- Selected passage
Israeli soldiers admit 'murdering' Gazans


Medeshi March 19, 2009
Israeli soldiers admit 'murdering' Gazans
Israeli soldiers have confessed to wanton killing of Palestinian civilians and behaving immorally during the Operation Cast Lead in Gaza.
The soldiers who fought in the Gaza war told a post-operation conference that they had killed Palestinian civilians and intentionally destroyed their property under permissive rules of engagement.
"When we entered a house, we were supposed to bust down the door and start shooting inside and just go up story by story... I call that murder. Each story, if we identify a person, we shoot them. I asked myself - how is this reasonable?", an Israeli soldier said.
The testimonies includes killing of a Palestinian mother and her two children by an Israeli sharpshooter and the case of an elderly Palestinian woman who was killed as she was walking 100 meters (yards) from her home.
"We had taken over the house" and the family was released and told to go right. A mother and two children got confused and went left. "The sniper on the roof wasn't told that this was okay and that he shouldn't shoot", a soldier said.
"I don't know whether she was suspicious, not suspicious, I don't know her story. . . I do know that my officer sent people to the roof in order to take her out" It was cold-blooded murder."
Their testimony contradicts the Israel Defense Forces' claims that its troops had
"observed a high level of moral behavior during the operation".
Tel Aviv launched Operation Cast Lead on the Gaza Strip on December 27. Three weeks of ensuing airstrikes and a ground incursion killed around 1,350 Palestinians and injured nearly 5,450 people - mostly civilians.
The carnage also inflicted more than $1.6 billion in damages on the Gazan economy.
Press TV

The lead is cast
By Haaretz Editorial
Operation Cast Lead ended two months ago in a show of arrogance by Israeli leaders: Hamas had been dealt a crushing defeat that would deter it from firing rockets, and if it continued to smuggle weapons into Gaza the entire international community, from Washington to Cairo, would rally together to intercept them.
The price paid by Gaza's civilian population - hundreds killed, in addition to the hundreds of armed men from Hamas and other organizations - was presented as an unfortunate, but necessary, result of the combat methods required to protect soldiers of the Israel Defense Forces.

- Provided information

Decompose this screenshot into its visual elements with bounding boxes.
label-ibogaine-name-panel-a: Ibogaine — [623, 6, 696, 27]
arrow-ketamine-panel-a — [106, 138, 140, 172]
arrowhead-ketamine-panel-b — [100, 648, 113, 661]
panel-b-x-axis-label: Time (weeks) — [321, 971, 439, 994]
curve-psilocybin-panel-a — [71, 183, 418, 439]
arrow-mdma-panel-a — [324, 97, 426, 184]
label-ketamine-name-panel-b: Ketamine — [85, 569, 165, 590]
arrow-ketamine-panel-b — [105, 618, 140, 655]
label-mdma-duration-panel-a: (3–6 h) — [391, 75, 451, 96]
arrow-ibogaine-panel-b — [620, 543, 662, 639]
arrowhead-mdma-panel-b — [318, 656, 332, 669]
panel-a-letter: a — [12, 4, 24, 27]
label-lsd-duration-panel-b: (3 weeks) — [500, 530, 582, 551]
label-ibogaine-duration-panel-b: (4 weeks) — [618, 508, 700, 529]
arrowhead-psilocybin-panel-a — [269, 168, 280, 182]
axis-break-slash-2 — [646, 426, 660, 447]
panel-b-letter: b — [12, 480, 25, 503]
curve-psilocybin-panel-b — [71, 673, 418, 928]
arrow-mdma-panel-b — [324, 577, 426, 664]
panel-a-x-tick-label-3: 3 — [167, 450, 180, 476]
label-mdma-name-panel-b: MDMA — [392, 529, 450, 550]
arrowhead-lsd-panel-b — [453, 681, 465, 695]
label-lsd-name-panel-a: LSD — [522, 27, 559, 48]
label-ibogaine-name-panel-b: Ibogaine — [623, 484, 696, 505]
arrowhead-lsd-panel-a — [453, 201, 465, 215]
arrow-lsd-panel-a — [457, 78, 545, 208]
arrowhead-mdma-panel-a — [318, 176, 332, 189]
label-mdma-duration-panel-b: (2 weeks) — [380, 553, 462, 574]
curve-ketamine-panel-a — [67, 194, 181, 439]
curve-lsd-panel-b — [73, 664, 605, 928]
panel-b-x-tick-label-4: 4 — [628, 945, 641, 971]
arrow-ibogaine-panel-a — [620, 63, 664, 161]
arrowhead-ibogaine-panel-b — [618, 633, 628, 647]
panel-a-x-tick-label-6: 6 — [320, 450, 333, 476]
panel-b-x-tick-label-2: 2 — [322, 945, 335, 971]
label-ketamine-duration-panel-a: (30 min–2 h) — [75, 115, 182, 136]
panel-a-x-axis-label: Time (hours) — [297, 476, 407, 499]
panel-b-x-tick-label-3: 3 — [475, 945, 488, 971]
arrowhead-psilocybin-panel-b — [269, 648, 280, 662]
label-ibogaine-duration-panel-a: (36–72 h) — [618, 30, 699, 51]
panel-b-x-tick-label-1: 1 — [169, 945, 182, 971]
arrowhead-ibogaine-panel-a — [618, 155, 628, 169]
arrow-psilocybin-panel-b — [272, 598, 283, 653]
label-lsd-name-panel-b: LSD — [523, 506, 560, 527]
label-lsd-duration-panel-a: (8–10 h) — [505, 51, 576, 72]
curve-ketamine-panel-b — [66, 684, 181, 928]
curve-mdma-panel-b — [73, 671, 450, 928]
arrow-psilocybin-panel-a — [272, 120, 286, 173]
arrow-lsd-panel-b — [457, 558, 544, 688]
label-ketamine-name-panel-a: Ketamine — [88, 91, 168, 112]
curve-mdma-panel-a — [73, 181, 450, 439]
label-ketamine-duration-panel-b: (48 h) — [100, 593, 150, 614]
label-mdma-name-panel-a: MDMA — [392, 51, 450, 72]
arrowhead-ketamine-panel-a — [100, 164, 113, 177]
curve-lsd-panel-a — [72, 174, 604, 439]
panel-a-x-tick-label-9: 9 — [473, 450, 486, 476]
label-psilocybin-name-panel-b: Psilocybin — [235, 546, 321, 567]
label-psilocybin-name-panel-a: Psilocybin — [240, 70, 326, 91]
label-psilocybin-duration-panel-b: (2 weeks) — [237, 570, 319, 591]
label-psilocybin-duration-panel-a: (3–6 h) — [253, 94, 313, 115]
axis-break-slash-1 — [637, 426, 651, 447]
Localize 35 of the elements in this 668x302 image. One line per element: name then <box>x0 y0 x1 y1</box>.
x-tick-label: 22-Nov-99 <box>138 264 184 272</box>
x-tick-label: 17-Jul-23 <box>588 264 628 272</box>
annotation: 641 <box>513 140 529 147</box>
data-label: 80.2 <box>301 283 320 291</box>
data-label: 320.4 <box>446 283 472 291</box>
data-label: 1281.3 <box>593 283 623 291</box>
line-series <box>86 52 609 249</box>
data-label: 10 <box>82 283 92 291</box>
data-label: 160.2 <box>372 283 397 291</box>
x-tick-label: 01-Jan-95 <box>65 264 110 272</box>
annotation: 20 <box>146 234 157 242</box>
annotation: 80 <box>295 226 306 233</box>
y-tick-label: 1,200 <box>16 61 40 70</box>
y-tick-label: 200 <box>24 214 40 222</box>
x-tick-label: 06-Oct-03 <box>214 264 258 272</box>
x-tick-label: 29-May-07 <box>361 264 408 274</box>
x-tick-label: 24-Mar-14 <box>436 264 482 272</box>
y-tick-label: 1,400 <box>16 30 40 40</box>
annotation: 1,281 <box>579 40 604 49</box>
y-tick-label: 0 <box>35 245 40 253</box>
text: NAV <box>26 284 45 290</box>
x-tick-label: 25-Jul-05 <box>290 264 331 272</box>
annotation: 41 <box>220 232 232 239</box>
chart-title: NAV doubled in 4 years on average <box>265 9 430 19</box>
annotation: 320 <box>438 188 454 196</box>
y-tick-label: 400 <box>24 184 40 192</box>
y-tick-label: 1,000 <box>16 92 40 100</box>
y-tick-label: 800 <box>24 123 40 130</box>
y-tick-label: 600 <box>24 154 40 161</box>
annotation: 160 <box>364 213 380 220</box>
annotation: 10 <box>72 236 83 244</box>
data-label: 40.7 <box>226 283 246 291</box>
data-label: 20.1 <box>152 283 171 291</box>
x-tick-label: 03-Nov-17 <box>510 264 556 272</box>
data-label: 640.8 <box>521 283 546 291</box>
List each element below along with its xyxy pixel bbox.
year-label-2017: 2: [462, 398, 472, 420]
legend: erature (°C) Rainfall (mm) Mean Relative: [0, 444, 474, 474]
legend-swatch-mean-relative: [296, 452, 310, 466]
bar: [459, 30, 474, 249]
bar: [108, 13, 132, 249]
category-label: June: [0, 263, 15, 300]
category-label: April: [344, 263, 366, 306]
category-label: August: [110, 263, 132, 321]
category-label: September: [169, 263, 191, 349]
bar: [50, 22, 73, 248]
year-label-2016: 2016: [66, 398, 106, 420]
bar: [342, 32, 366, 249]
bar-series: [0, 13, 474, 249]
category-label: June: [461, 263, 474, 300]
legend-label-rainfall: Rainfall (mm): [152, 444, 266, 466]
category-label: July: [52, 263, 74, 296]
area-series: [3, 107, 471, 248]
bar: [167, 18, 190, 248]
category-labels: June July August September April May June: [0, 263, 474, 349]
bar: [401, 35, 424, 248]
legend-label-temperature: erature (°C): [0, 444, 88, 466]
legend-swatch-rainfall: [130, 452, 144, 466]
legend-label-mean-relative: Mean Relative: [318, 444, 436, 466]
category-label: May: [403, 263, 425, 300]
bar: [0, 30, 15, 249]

- Problem statement
Can you extend the Operation Cast Lead article beyond its final sentence, the one ending "to protect soldiers of the Israel Defense Forces"?

- Answer to this exercise
With disappointment growing as the operation's declared achievements dissipate, a second wave of evidence and revelations is being heard from the soldiers who were there, who saw what was happening and are sometimes even describing what they themselves did.
Amos Harel reports in Haaretz today and tomorrow about a discussion held a month ago among the graduates of the pre-army program at Oranim, who took part in the Gaza fighting as combat soldiers and junior officers.
This is a modern version of "The Seventh Day," the book published after the Six-Day War that highlighted the soul-searching of the generation that fought a justified defensive war, but found itself dragged afterward into acts that contradicted the moral values it prided itself on. The grandchildren of this same Six-Day War group are now teaching in their testimony that the situation is even more worrying than in 1967.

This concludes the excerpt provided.